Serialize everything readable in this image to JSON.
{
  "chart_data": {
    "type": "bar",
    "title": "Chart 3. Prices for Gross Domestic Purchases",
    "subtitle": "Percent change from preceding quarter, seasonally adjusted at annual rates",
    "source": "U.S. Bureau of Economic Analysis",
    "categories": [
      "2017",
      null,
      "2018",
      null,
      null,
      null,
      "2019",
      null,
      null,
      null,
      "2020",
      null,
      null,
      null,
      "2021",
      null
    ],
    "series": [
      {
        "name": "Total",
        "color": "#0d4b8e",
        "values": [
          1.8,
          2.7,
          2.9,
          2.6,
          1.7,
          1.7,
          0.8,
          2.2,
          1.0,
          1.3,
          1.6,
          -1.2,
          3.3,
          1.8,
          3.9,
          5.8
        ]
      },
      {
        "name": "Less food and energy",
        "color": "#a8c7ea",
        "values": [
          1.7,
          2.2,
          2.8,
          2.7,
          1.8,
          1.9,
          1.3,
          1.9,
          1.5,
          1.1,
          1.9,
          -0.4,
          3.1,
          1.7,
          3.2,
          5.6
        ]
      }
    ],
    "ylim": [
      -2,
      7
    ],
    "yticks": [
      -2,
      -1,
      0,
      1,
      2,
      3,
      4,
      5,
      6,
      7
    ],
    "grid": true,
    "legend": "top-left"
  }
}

▶ _WHAT TO DO_:
Set every line of the listing down word for word.

▶ _TASK ANSWER_:
Serialize everything readable in this image to JSON.
{
  "chart_data": {
    "type": "bar",
    "title": "Chart 3. Prices for Gross Domestic Purchases",
    "subtitle": "Percent change from preceding quarter, seasonally adjusted at annual rates",
    "source": "U.S. Bureau of Economic Analysis",
    "categories": [
      "2017",
      null,
      "2018",
      null,
      null,
      null,
      "2019",
      null,
      null,
      null,
      "2020",
      null,
      null,
      null,
      "2021",
      null
    ],
    "series": [
      {
        "name": "Total",
        "color": "#0d4b8e",
        "values": [
          1.8,
          2.7,
          2.9,
          2.6,
          1.7,
          1.7,
          0.8,
          2.2,
          1.0,
          1.3,
          1.6,
          -1.2,
          3.3,
          1.8,
          3.9,
          5.8
        ]
      },
      {
        "name": "Less food and energy",
        "color": "#a8c7ea",
        "values": [
          1.7,
          2.2,
          2.8,
          2.7,
          1.8,
          1.9,
          1.3,
          1.9,
          1.5,
          1.1,
          1.9,
          -0.4,
          3.1,
          1.7,
          3.2,
          5.6
        ]
      }
    ],
    "ylim": [
      -2,
      7
    ],
    "yticks": [
      -2,
      -1,
      0,
      1,
      2,
      3,
      4,
      5,
      6,
      7
    ],
    "grid": true,
    "legend": "top-left"
  }
}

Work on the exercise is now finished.